> EXERCISE REQUIREMENTS
Search the material for the string "median", then return every line where it is found.

> DATA SUPPLIED
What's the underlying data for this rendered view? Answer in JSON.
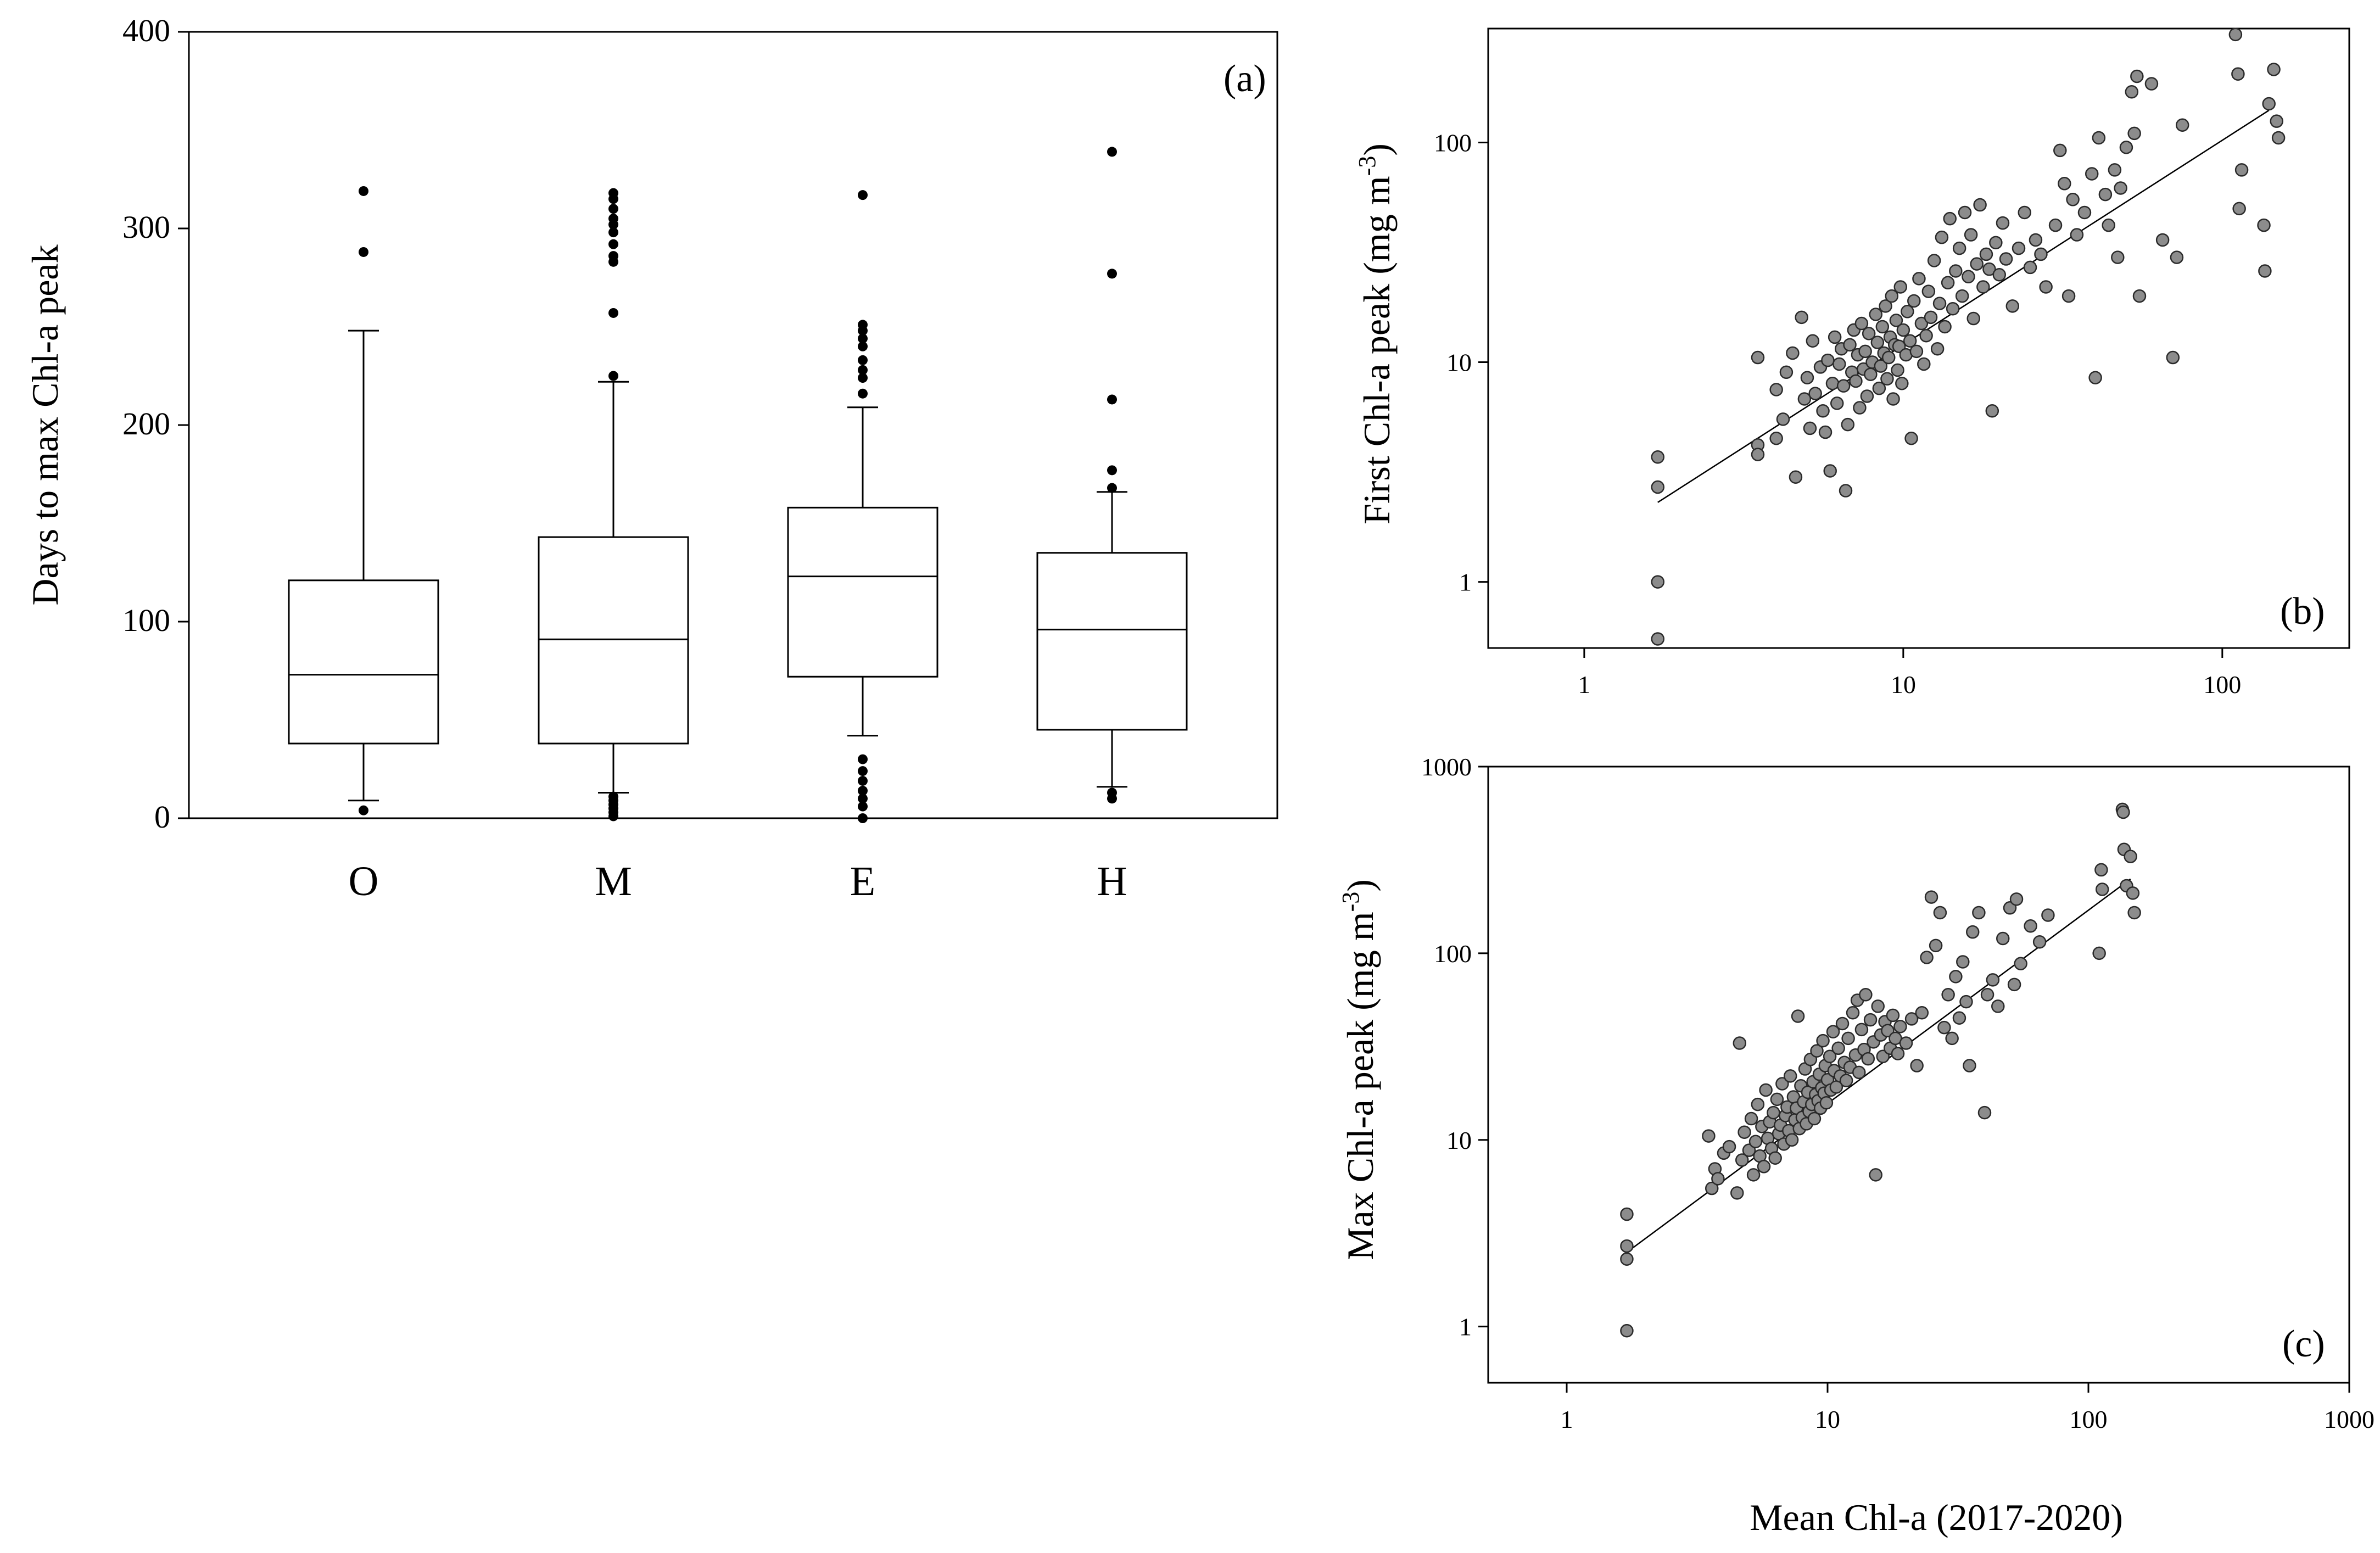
{
  "chart_data": [
    {
      "panel": "(a)",
      "type": "box",
      "ylabel": "Days to max  Chl-a peak",
      "ylim": [
        0,
        400
      ],
      "yticks": [
        "0",
        "100",
        "200",
        "300",
        "400"
      ],
      "categories": [
        "O",
        "M",
        "E",
        "H"
      ],
      "boxes": [
        {
          "name": "O",
          "whisker_low": 9,
          "q1": 38,
          "median": 73,
          "q3": 121,
          "whisker_high": 248,
          "outliers": [
            4,
            288,
            319
          ]
        },
        {
          "name": "M",
          "whisker_low": 13,
          "q1": 38,
          "median": 91,
          "q3": 143,
          "whisker_high": 222,
          "outliers": [
            1,
            3,
            5,
            7,
            9,
            11,
            225,
            257,
            283,
            286,
            292,
            298,
            302,
            305,
            310,
            315,
            318
          ]
        },
        {
          "name": "E",
          "whisker_low": 42,
          "q1": 72,
          "median": 123,
          "q3": 158,
          "whisker_high": 209,
          "outliers": [
            0,
            6,
            10,
            14,
            19,
            24,
            30,
            216,
            224,
            228,
            233,
            240,
            244,
            248,
            251,
            317
          ]
        },
        {
          "name": "H",
          "whisker_low": 16,
          "q1": 45,
          "median": 96,
          "q3": 135,
          "whisker_high": 166,
          "outliers": [
            10,
            13,
            168,
            177,
            213,
            277,
            339
          ]
        }
      ]
    },
    {
      "panel": "(b)",
      "type": "scatter",
      "xscale": "log",
      "yscale": "log",
      "xlabel": "",
      "ylabel": "First Chl-a peak (mg m",
      "ylabel_sup": "-3",
      "ylabel_close": ")",
      "xlim": [
        0.5,
        250
      ],
      "ylim": [
        0.5,
        330
      ],
      "xticks": [
        "1",
        "10",
        "100"
      ],
      "yticks": [
        "1",
        "10",
        "100"
      ],
      "fit_line": {
        "x": [
          1.7,
          140
        ],
        "y": [
          2.3,
          140
        ]
      },
      "points": [
        [
          1.7,
          3.7
        ],
        [
          1.7,
          2.7
        ],
        [
          1.7,
          1.0
        ],
        [
          1.7,
          0.55
        ],
        [
          3.5,
          10.5
        ],
        [
          3.5,
          4.2
        ],
        [
          3.5,
          3.8
        ],
        [
          4.0,
          7.5
        ],
        [
          4.0,
          4.5
        ],
        [
          4.2,
          5.5
        ],
        [
          4.3,
          9.0
        ],
        [
          4.5,
          11.0
        ],
        [
          4.6,
          3.0
        ],
        [
          4.8,
          16.0
        ],
        [
          4.9,
          6.8
        ],
        [
          5.0,
          8.5
        ],
        [
          5.1,
          5.0
        ],
        [
          5.2,
          12.5
        ],
        [
          5.3,
          7.2
        ],
        [
          5.5,
          9.5
        ],
        [
          5.6,
          6.0
        ],
        [
          5.7,
          4.8
        ],
        [
          5.8,
          10.2
        ],
        [
          5.9,
          3.2
        ],
        [
          6.0,
          8.0
        ],
        [
          6.1,
          13.0
        ],
        [
          6.2,
          6.5
        ],
        [
          6.3,
          9.8
        ],
        [
          6.4,
          11.5
        ],
        [
          6.5,
          7.8
        ],
        [
          6.6,
          2.6
        ],
        [
          6.7,
          5.2
        ],
        [
          6.8,
          12.0
        ],
        [
          6.9,
          9.0
        ],
        [
          7.0,
          14.0
        ],
        [
          7.1,
          8.2
        ],
        [
          7.2,
          10.8
        ],
        [
          7.3,
          6.2
        ],
        [
          7.4,
          15.0
        ],
        [
          7.5,
          9.3
        ],
        [
          7.6,
          11.2
        ],
        [
          7.7,
          7.0
        ],
        [
          7.8,
          13.5
        ],
        [
          7.9,
          8.8
        ],
        [
          8.0,
          10.0
        ],
        [
          8.2,
          16.5
        ],
        [
          8.3,
          12.3
        ],
        [
          8.4,
          7.6
        ],
        [
          8.5,
          9.6
        ],
        [
          8.6,
          14.5
        ],
        [
          8.7,
          11.0
        ],
        [
          8.8,
          18.0
        ],
        [
          8.9,
          8.4
        ],
        [
          9.0,
          10.5
        ],
        [
          9.1,
          13.0
        ],
        [
          9.2,
          20.0
        ],
        [
          9.3,
          6.8
        ],
        [
          9.4,
          12.0
        ],
        [
          9.5,
          15.5
        ],
        [
          9.6,
          9.2
        ],
        [
          9.7,
          11.8
        ],
        [
          9.8,
          22.0
        ],
        [
          9.9,
          8.0
        ],
        [
          10.0,
          14.0
        ],
        [
          10.2,
          10.8
        ],
        [
          10.3,
          17.0
        ],
        [
          10.5,
          12.5
        ],
        [
          10.6,
          4.5
        ],
        [
          10.8,
          19.0
        ],
        [
          11.0,
          11.2
        ],
        [
          11.2,
          24.0
        ],
        [
          11.4,
          15.0
        ],
        [
          11.6,
          9.8
        ],
        [
          11.8,
          13.2
        ],
        [
          12.0,
          21.0
        ],
        [
          12.2,
          16.0
        ],
        [
          12.5,
          29.0
        ],
        [
          12.8,
          11.5
        ],
        [
          13.0,
          18.5
        ],
        [
          13.2,
          37.0
        ],
        [
          13.5,
          14.5
        ],
        [
          13.8,
          23.0
        ],
        [
          14.0,
          45.0
        ],
        [
          14.3,
          17.5
        ],
        [
          14.6,
          26.0
        ],
        [
          15.0,
          33.0
        ],
        [
          15.3,
          20.0
        ],
        [
          15.6,
          48.0
        ],
        [
          16.0,
          24.5
        ],
        [
          16.3,
          38.0
        ],
        [
          16.6,
          15.8
        ],
        [
          17.0,
          28.0
        ],
        [
          17.4,
          52.0
        ],
        [
          17.8,
          22.0
        ],
        [
          18.2,
          31.0
        ],
        [
          18.6,
          26.5
        ],
        [
          19.0,
          6.0
        ],
        [
          19.5,
          35.0
        ],
        [
          20.0,
          25.0
        ],
        [
          20.5,
          43.0
        ],
        [
          21.0,
          29.5
        ],
        [
          22.0,
          18.0
        ],
        [
          23.0,
          33.0
        ],
        [
          24.0,
          48.0
        ],
        [
          25.0,
          27.0
        ],
        [
          26.0,
          36.0
        ],
        [
          27.0,
          31.0
        ],
        [
          28.0,
          22.0
        ],
        [
          30.0,
          42.0
        ],
        [
          31.0,
          92.0
        ],
        [
          32.0,
          65.0
        ],
        [
          33.0,
          20.0
        ],
        [
          34.0,
          55.0
        ],
        [
          35.0,
          38.0
        ],
        [
          37.0,
          48.0
        ],
        [
          39.0,
          72.0
        ],
        [
          40.0,
          8.5
        ],
        [
          41.0,
          105.0
        ],
        [
          43.0,
          58.0
        ],
        [
          44.0,
          42.0
        ],
        [
          46.0,
          75.0
        ],
        [
          47.0,
          30.0
        ],
        [
          48.0,
          62.0
        ],
        [
          50.0,
          95.0
        ],
        [
          52.0,
          170.0
        ],
        [
          53.0,
          110.0
        ],
        [
          54.0,
          200.0
        ],
        [
          55.0,
          20.0
        ],
        [
          60.0,
          185.0
        ],
        [
          65.0,
          36.0
        ],
        [
          70.0,
          10.5
        ],
        [
          72.0,
          30.0
        ],
        [
          75.0,
          120.0
        ],
        [
          110.0,
          310.0
        ],
        [
          112.0,
          205.0
        ],
        [
          113.0,
          50.0
        ],
        [
          115.0,
          75.0
        ],
        [
          135.0,
          42.0
        ],
        [
          136.0,
          26.0
        ],
        [
          140.0,
          150.0
        ],
        [
          145.0,
          215.0
        ],
        [
          148.0,
          125.0
        ],
        [
          150.0,
          105.0
        ]
      ]
    },
    {
      "panel": "(c)",
      "type": "scatter",
      "xscale": "log",
      "yscale": "log",
      "xlabel": "Mean Chl-a  (2017-2020)",
      "ylabel": "Max Chl-a peak (mg m",
      "ylabel_sup": "-3",
      "ylabel_close": ")",
      "xlim": [
        0.5,
        1000
      ],
      "ylim": [
        0.5,
        1000
      ],
      "xticks": [
        "1",
        "10",
        "100",
        "1000"
      ],
      "yticks": [
        "1",
        "10",
        "100",
        "1000"
      ],
      "fit_line": {
        "x": [
          1.7,
          145
        ],
        "y": [
          2.5,
          250
        ]
      },
      "points": [
        [
          1.7,
          4.0
        ],
        [
          1.7,
          2.7
        ],
        [
          1.7,
          2.3
        ],
        [
          1.7,
          0.95
        ],
        [
          3.5,
          10.5
        ],
        [
          3.6,
          5.5
        ],
        [
          3.7,
          7.0
        ],
        [
          3.8,
          6.2
        ],
        [
          4.0,
          8.5
        ],
        [
          4.2,
          9.2
        ],
        [
          4.5,
          5.2
        ],
        [
          4.6,
          33.0
        ],
        [
          4.7,
          7.8
        ],
        [
          4.8,
          11.0
        ],
        [
          5.0,
          8.8
        ],
        [
          5.1,
          13.0
        ],
        [
          5.2,
          6.5
        ],
        [
          5.3,
          9.8
        ],
        [
          5.4,
          15.5
        ],
        [
          5.5,
          8.2
        ],
        [
          5.6,
          11.8
        ],
        [
          5.7,
          7.2
        ],
        [
          5.8,
          18.5
        ],
        [
          5.9,
          10.2
        ],
        [
          6.0,
          12.5
        ],
        [
          6.1,
          9.0
        ],
        [
          6.2,
          14.0
        ],
        [
          6.3,
          8.0
        ],
        [
          6.4,
          16.5
        ],
        [
          6.5,
          10.8
        ],
        [
          6.6,
          12.0
        ],
        [
          6.7,
          20.0
        ],
        [
          6.8,
          9.5
        ],
        [
          6.9,
          13.5
        ],
        [
          7.0,
          15.0
        ],
        [
          7.1,
          11.2
        ],
        [
          7.2,
          22.0
        ],
        [
          7.3,
          10.0
        ],
        [
          7.4,
          17.0
        ],
        [
          7.5,
          12.8
        ],
        [
          7.6,
          14.8
        ],
        [
          7.7,
          46.0
        ],
        [
          7.8,
          11.5
        ],
        [
          7.9,
          19.5
        ],
        [
          8.0,
          13.2
        ],
        [
          8.1,
          16.0
        ],
        [
          8.2,
          24.0
        ],
        [
          8.3,
          12.2
        ],
        [
          8.4,
          18.0
        ],
        [
          8.5,
          14.2
        ],
        [
          8.6,
          27.0
        ],
        [
          8.7,
          15.5
        ],
        [
          8.8,
          20.5
        ],
        [
          8.9,
          13.0
        ],
        [
          9.0,
          17.5
        ],
        [
          9.1,
          30.0
        ],
        [
          9.2,
          16.2
        ],
        [
          9.3,
          22.5
        ],
        [
          9.4,
          14.8
        ],
        [
          9.5,
          19.0
        ],
        [
          9.6,
          34.0
        ],
        [
          9.7,
          17.8
        ],
        [
          9.8,
          25.0
        ],
        [
          9.9,
          15.8
        ],
        [
          10.0,
          21.0
        ],
        [
          10.2,
          28.0
        ],
        [
          10.3,
          18.5
        ],
        [
          10.5,
          38.0
        ],
        [
          10.6,
          23.5
        ],
        [
          10.8,
          19.2
        ],
        [
          11.0,
          31.0
        ],
        [
          11.2,
          22.0
        ],
        [
          11.4,
          42.0
        ],
        [
          11.6,
          26.0
        ],
        [
          11.8,
          20.8
        ],
        [
          12.0,
          35.0
        ],
        [
          12.2,
          24.5
        ],
        [
          12.5,
          48.0
        ],
        [
          12.8,
          28.5
        ],
        [
          13.0,
          56.0
        ],
        [
          13.2,
          23.0
        ],
        [
          13.5,
          39.0
        ],
        [
          13.8,
          30.5
        ],
        [
          14.0,
          60.0
        ],
        [
          14.3,
          27.2
        ],
        [
          14.6,
          44.0
        ],
        [
          15.0,
          33.5
        ],
        [
          15.3,
          6.5
        ],
        [
          15.6,
          52.0
        ],
        [
          16.0,
          36.5
        ],
        [
          16.3,
          28.0
        ],
        [
          16.6,
          43.0
        ],
        [
          17.0,
          38.5
        ],
        [
          17.4,
          31.0
        ],
        [
          17.8,
          46.5
        ],
        [
          18.2,
          35.0
        ],
        [
          18.6,
          29.0
        ],
        [
          19.0,
          40.5
        ],
        [
          20.0,
          33.0
        ],
        [
          21.0,
          44.5
        ],
        [
          22.0,
          25.0
        ],
        [
          23.0,
          48.0
        ],
        [
          24.0,
          95.0
        ],
        [
          25.0,
          200.0
        ],
        [
          26.0,
          110.0
        ],
        [
          27.0,
          165.0
        ],
        [
          28.0,
          40.0
        ],
        [
          29.0,
          60.0
        ],
        [
          30.0,
          35.0
        ],
        [
          31.0,
          75.0
        ],
        [
          32.0,
          45.0
        ],
        [
          33.0,
          90.0
        ],
        [
          34.0,
          55.0
        ],
        [
          35.0,
          25.0
        ],
        [
          36.0,
          130.0
        ],
        [
          38.0,
          165.0
        ],
        [
          40.0,
          14.0
        ],
        [
          41.0,
          60.0
        ],
        [
          43.0,
          72.0
        ],
        [
          45.0,
          52.0
        ],
        [
          47.0,
          120.0
        ],
        [
          50.0,
          175.0
        ],
        [
          52.0,
          68.0
        ],
        [
          53.0,
          195.0
        ],
        [
          55.0,
          88.0
        ],
        [
          60.0,
          140.0
        ],
        [
          65.0,
          115.0
        ],
        [
          70.0,
          160.0
        ],
        [
          110.0,
          100.0
        ],
        [
          112.0,
          280.0
        ],
        [
          113.0,
          220.0
        ],
        [
          135.0,
          590.0
        ],
        [
          136.0,
          570.0
        ],
        [
          137.0,
          360.0
        ],
        [
          140.0,
          230.0
        ],
        [
          145.0,
          330.0
        ],
        [
          148.0,
          210.0
        ],
        [
          150.0,
          165.0
        ]
      ]
    }
  ]
}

> TASK OUTPUT
          "median": 73,
          "median": 91,
          "median": 123,
          "median": 96,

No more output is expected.